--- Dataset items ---
BEGIN
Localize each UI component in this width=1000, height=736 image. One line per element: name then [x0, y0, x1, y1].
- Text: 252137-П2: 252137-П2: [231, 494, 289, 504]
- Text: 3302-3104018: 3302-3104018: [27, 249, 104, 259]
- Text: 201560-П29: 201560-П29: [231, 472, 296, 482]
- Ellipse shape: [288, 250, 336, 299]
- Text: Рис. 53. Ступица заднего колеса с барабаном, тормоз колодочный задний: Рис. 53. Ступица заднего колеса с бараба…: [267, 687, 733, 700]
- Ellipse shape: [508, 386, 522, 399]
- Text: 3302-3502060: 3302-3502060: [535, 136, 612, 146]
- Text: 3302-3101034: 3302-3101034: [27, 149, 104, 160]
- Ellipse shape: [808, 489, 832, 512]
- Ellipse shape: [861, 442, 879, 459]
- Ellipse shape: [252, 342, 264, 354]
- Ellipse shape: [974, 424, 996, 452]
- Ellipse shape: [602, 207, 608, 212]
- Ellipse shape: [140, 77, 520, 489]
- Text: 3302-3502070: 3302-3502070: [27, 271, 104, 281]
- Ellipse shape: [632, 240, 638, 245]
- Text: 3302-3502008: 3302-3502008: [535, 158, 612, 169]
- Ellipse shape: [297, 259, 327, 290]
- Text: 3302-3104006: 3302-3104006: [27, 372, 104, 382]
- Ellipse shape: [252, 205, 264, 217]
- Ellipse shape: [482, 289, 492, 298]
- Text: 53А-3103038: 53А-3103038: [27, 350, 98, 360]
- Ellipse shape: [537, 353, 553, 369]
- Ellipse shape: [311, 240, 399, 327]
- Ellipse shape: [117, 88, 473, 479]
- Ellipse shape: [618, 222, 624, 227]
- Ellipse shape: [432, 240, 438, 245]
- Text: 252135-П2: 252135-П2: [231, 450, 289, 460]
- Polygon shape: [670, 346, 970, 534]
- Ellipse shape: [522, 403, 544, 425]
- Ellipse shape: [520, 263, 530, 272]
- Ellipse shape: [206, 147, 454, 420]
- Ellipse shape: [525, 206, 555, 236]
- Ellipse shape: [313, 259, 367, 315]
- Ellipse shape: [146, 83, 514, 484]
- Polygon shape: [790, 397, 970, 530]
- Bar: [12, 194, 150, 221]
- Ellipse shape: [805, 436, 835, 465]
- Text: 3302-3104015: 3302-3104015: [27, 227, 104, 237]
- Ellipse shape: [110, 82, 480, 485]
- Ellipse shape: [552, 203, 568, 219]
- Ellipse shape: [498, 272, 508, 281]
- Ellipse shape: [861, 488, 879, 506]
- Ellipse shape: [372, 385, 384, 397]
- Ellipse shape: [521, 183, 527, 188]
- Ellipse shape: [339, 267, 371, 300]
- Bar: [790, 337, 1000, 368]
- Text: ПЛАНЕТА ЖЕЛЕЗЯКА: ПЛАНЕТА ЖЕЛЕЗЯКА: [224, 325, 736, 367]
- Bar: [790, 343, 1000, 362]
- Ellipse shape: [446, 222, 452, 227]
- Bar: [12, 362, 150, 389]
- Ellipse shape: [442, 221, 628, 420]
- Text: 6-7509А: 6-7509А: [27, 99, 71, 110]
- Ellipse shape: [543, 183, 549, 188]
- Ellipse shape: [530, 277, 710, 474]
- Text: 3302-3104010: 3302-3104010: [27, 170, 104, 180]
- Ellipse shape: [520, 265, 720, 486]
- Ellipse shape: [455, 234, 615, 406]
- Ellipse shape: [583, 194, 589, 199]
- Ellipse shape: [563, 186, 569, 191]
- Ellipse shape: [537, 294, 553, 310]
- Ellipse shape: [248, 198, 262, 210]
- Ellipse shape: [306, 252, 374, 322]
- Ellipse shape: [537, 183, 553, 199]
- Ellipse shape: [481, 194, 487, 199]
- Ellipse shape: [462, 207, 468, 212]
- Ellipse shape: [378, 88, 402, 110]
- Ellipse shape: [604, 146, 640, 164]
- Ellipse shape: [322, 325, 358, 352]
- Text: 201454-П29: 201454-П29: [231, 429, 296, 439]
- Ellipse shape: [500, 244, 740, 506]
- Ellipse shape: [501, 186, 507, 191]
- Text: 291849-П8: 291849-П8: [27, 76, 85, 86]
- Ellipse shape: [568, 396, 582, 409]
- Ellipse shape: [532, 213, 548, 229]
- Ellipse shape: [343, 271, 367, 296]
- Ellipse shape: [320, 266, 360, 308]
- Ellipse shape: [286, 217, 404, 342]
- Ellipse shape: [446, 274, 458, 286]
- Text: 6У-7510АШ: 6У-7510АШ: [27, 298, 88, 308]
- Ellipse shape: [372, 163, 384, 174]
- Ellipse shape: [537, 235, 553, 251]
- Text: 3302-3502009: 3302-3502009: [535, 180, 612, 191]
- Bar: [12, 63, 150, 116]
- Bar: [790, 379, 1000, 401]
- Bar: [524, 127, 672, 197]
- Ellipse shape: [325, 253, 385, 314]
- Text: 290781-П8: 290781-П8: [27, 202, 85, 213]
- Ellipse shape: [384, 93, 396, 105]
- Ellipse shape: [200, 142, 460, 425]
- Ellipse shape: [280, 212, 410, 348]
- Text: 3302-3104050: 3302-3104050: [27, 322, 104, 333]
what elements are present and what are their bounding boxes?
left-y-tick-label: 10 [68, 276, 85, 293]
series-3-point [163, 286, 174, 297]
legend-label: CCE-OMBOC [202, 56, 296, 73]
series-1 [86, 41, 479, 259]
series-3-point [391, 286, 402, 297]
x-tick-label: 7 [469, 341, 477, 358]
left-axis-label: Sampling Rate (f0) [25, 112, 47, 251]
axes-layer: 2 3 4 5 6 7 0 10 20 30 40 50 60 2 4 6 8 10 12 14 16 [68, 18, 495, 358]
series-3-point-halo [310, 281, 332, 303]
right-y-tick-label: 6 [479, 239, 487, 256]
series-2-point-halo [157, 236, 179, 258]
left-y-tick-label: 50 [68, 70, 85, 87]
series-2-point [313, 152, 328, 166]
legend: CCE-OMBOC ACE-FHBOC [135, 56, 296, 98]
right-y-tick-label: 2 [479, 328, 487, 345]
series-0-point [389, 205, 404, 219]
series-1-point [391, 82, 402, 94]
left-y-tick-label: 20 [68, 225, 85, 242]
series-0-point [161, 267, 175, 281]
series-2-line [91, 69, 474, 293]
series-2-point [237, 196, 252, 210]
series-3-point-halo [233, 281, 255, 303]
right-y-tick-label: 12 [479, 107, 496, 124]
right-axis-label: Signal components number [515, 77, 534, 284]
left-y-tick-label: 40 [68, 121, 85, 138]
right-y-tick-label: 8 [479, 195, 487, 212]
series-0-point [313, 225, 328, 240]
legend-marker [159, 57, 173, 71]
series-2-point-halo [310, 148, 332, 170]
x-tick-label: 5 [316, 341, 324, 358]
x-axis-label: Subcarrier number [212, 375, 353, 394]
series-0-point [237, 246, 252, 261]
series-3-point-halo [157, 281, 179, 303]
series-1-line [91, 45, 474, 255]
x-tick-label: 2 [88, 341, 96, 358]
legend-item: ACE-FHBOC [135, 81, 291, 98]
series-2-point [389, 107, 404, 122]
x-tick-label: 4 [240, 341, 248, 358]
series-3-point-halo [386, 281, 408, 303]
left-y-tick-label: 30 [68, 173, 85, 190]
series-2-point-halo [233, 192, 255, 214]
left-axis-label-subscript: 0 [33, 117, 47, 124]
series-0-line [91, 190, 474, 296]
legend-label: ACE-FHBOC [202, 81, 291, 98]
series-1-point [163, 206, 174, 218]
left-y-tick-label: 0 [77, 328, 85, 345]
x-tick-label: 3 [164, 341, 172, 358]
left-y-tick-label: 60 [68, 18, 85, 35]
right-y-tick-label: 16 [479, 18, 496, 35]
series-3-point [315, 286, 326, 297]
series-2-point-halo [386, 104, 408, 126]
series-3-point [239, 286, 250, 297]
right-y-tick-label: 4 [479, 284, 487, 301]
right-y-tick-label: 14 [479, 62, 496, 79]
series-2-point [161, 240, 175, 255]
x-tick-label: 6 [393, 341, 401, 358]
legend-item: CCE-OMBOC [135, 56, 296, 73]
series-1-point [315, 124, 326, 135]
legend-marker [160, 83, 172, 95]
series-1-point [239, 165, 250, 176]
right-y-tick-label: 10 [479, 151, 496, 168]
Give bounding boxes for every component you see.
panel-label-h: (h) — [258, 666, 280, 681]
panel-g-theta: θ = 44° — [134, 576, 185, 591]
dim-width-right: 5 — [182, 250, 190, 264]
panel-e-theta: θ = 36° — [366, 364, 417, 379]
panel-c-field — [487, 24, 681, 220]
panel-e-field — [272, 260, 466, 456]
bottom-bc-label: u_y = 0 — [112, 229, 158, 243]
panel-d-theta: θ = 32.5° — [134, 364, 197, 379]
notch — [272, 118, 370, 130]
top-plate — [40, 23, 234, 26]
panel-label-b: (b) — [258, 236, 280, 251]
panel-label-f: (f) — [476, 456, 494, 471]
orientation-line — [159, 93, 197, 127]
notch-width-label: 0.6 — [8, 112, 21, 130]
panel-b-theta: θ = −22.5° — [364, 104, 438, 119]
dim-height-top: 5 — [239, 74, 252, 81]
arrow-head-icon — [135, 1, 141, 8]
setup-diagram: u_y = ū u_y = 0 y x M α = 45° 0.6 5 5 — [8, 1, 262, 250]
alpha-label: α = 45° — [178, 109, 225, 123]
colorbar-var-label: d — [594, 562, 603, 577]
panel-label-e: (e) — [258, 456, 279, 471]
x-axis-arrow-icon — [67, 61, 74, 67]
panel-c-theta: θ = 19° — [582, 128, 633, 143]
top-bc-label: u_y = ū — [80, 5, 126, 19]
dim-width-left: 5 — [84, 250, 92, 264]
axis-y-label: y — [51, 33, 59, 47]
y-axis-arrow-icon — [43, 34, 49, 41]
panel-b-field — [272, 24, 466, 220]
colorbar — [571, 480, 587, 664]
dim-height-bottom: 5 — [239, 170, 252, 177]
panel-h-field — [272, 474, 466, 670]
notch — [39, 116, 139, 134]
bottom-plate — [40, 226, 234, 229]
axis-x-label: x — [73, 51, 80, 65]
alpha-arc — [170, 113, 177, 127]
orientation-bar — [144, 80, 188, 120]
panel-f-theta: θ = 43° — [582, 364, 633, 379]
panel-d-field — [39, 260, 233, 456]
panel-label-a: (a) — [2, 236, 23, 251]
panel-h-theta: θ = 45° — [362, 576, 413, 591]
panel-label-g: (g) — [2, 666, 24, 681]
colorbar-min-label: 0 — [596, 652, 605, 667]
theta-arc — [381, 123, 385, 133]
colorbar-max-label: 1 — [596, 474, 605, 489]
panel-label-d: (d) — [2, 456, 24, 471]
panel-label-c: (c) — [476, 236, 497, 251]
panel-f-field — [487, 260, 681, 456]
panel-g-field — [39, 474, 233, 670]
END
Duplicate the items from their first line through the line containing "- Ellipse shape: [537, 353, 553, 369]", inclusive, reproducing each line without any change.

Localize each UI component in this width=1000, height=736 image. One line per element: name then [x0, y0, x1, y1].
- Text: 252137-П2: 252137-П2: [231, 494, 289, 504]
- Text: 3302-3104018: 3302-3104018: [27, 249, 104, 259]
- Text: 201560-П29: 201560-П29: [231, 472, 296, 482]
- Ellipse shape: [288, 250, 336, 299]
- Text: Рис. 53. Ступица заднего колеса с барабаном, тормоз колодочный задний: Рис. 53. Ступица заднего колеса с бараба…: [267, 687, 733, 700]
- Ellipse shape: [508, 386, 522, 399]
- Text: 3302-3502060: 3302-3502060: [535, 136, 612, 146]
- Text: 3302-3101034: 3302-3101034: [27, 149, 104, 160]
- Ellipse shape: [808, 489, 832, 512]
- Ellipse shape: [861, 442, 879, 459]
- Ellipse shape: [252, 342, 264, 354]
- Ellipse shape: [974, 424, 996, 452]
- Ellipse shape: [602, 207, 608, 212]
- Ellipse shape: [140, 77, 520, 489]
- Text: 3302-3502070: 3302-3502070: [27, 271, 104, 281]
- Ellipse shape: [632, 240, 638, 245]
- Text: 3302-3502008: 3302-3502008: [535, 158, 612, 169]
- Ellipse shape: [297, 259, 327, 290]
- Text: 3302-3104006: 3302-3104006: [27, 372, 104, 382]
- Ellipse shape: [252, 205, 264, 217]
- Ellipse shape: [482, 289, 492, 298]
- Text: 53А-3103038: 53А-3103038: [27, 350, 98, 360]
- Ellipse shape: [537, 353, 553, 369]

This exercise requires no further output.